_RECORDS_
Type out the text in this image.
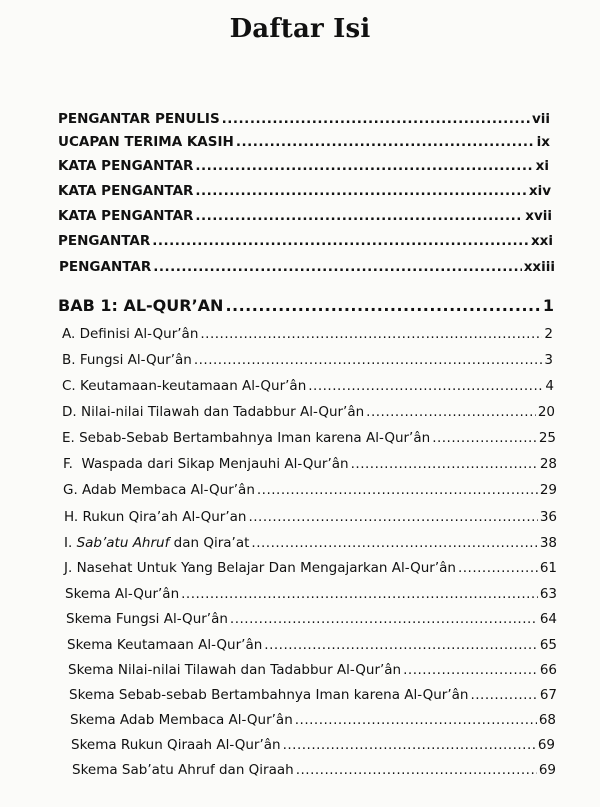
Daftar Isi
PENGANTAR PENULIS .....	vii
UCAPAN TERIMA KASIH .....	ix
KATA PENGANTAR .....	xi
KATA PENGANTAR .....	xiv
KATA PENGANTAR .....	xvii
PENGANTAR .....	xxi
PENGANTAR .....	xxiii
BAB 1: AL-QUR’AN .....	1
A. Definisi Al-Qur’ân .....	2
B. Fungsi Al-Qur’ân .....	3
C. Keutamaan-keutamaan Al-Qur’ân .....	4
D. Nilai-nilai Tilawah dan Tadabbur Al-Qur’ân .....	20
E. Sebab-Sebab Bertambahnya Iman karena Al-Qur’ân .....	25
F.  Waspada dari Sikap Menjauhi Al-Qur’ân .....	28
G. Adab Membaca Al-Qur’ân .....	29
H. Rukun Qira’ah Al-Qur’an .....	36
I. Sab’atu Ahruf dan Qira’at .....	38
J. Nasehat Untuk Yang Belajar Dan Mengajarkan Al-Qur’ân .....	61
Skema Al-Qur’ân .....	63
Skema Fungsi Al-Qur’ân .....	64
Skema Keutamaan Al-Qur’ân .....	65
Skema Nilai-nilai Tilawah dan Tadabbur Al-Qur’ân .....	66
Skema Sebab-sebab Bertambahnya Iman karena Al-Qur’ân .....	67
Skema Adab Membaca Al-Qur’ân .....	68
Skema Rukun Qiraah Al-Qur’ân .....	69
Skema Sab’atu Ahruf dan Qiraah .....	69
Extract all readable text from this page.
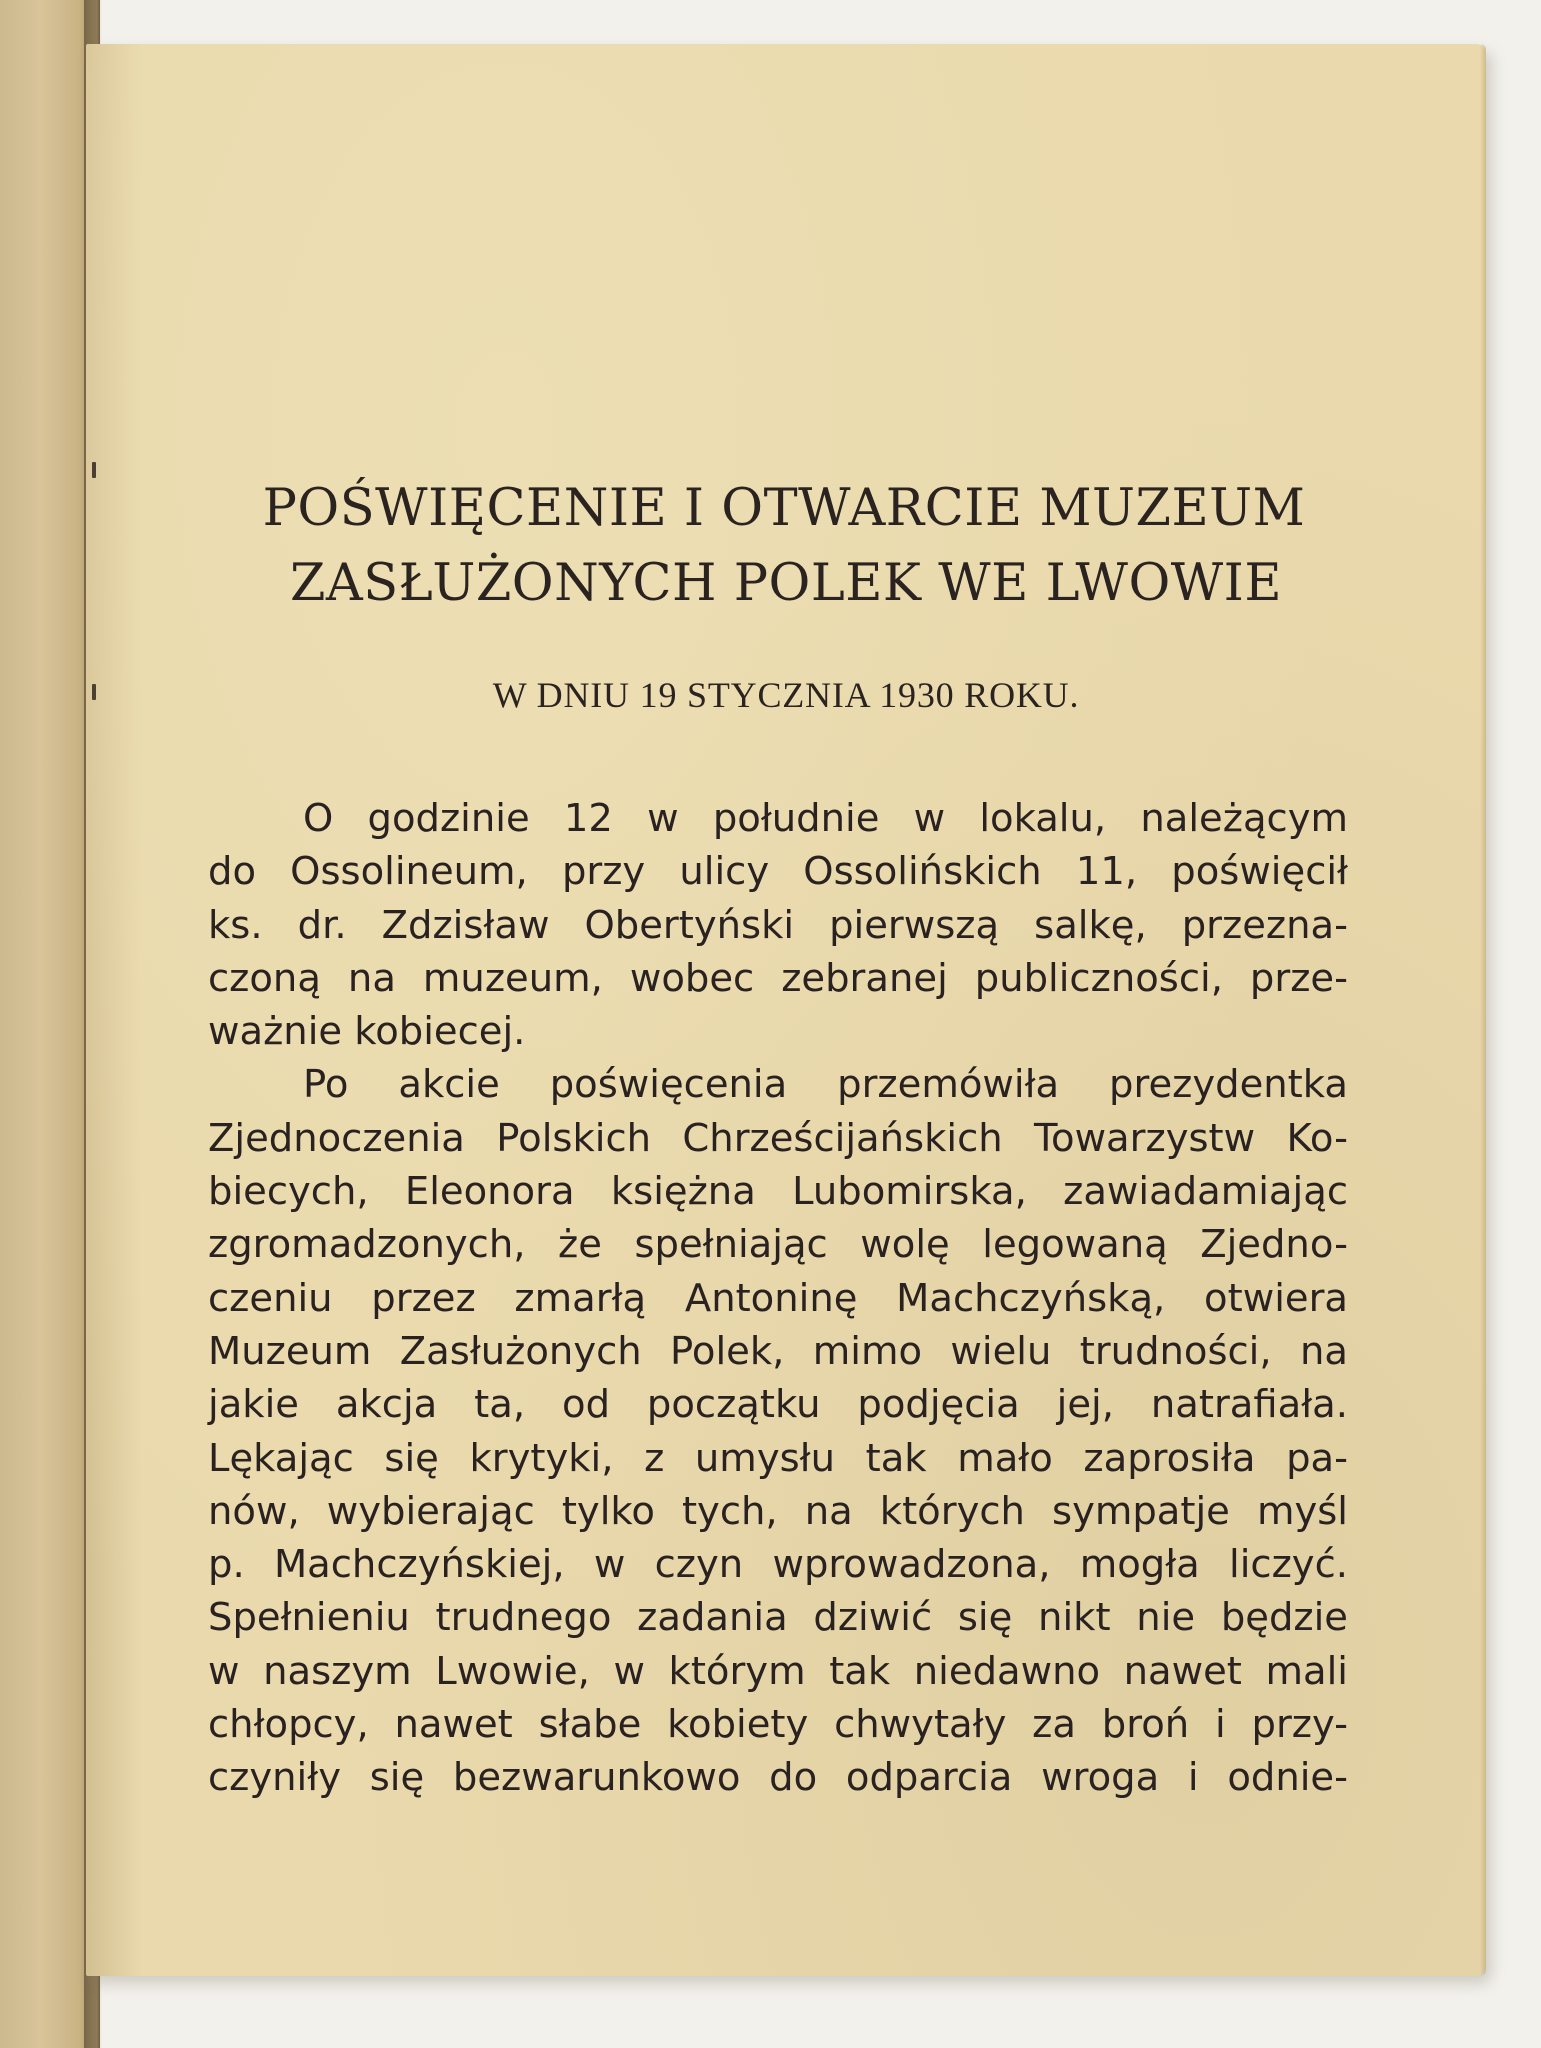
POŚWIĘCENIE I OTWARCIE MUZEUM
ZASŁUŻONYCH POLEK WE LWOWIE

W DNIU 19 STYCZNIA 1930 ROKU.

O godzinie 12 w południe w lokalu, należącym
do Ossolineum, przy ulicy Ossolińskich 11, poświęcił
ks. dr. Zdzisław Obertyński pierwszą salkę, przezna-
czoną na muzeum, wobec zebranej publiczności, prze-
ważnie kobiecej.
Po akcie poświęcenia przemówiła prezydentka
Zjednoczenia Polskich Chrześcijańskich Towarzystw Ko-
biecych, Eleonora księżna Lubomirska, zawiadamiając
zgromadzonych, że spełniając wolę legowaną Zjedno-
czeniu przez zmarłą Antoninę Machczyńską, otwiera
Muzeum Zasłużonych Polek, mimo wielu trudności, na
jakie akcja ta, od początku podjęcia jej, natrafiała.
Lękając się krytyki, z umysłu tak mało zaprosiła pa-
nów, wybierając tylko tych, na których sympatje myśl
p. Machczyńskiej, w czyn wprowadzona, mogła liczyć.
Spełnieniu trudnego zadania dziwić się nikt nie będzie
w naszym Lwowie, w którym tak niedawno nawet mali
chłopcy, nawet słabe kobiety chwytały za broń i przy-
czyniły się bezwarunkowo do odparcia wroga i odnie-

_EXERCISE_
Nothing but the lines from the line containing "Extract all readable text from this page." through the last line of the records above is to be extracted, exactly and with no pictures.

_FINAL ANSWER_
Extract all readable text from this page.
POŚWIĘCENIE I OTWARCIE MUZEUM
ZASŁUŻONYCH POLEK WE LWOWIE

W DNIU 19 STYCZNIA 1930 ROKU.

O godzinie 12 w południe w lokalu, należącym
do Ossolineum, przy ulicy Ossolińskich 11, poświęcił
ks. dr. Zdzisław Obertyński pierwszą salkę, przezna-
czoną na muzeum, wobec zebranej publiczności, prze-
ważnie kobiecej.
Po akcie poświęcenia przemówiła prezydentka
Zjednoczenia Polskich Chrześcijańskich Towarzystw Ko-
biecych, Eleonora księżna Lubomirska, zawiadamiając
zgromadzonych, że spełniając wolę legowaną Zjedno-
czeniu przez zmarłą Antoninę Machczyńską, otwiera
Muzeum Zasłużonych Polek, mimo wielu trudności, na
jakie akcja ta, od początku podjęcia jej, natrafiała.
Lękając się krytyki, z umysłu tak mało zaprosiła pa-
nów, wybierając tylko tych, na których sympatje myśl
p. Machczyńskiej, w czyn wprowadzona, mogła liczyć.
Spełnieniu trudnego zadania dziwić się nikt nie będzie
w naszym Lwowie, w którym tak niedawno nawet mali
chłopcy, nawet słabe kobiety chwytały za broń i przy-
czyniły się bezwarunkowo do odparcia wroga i odnie-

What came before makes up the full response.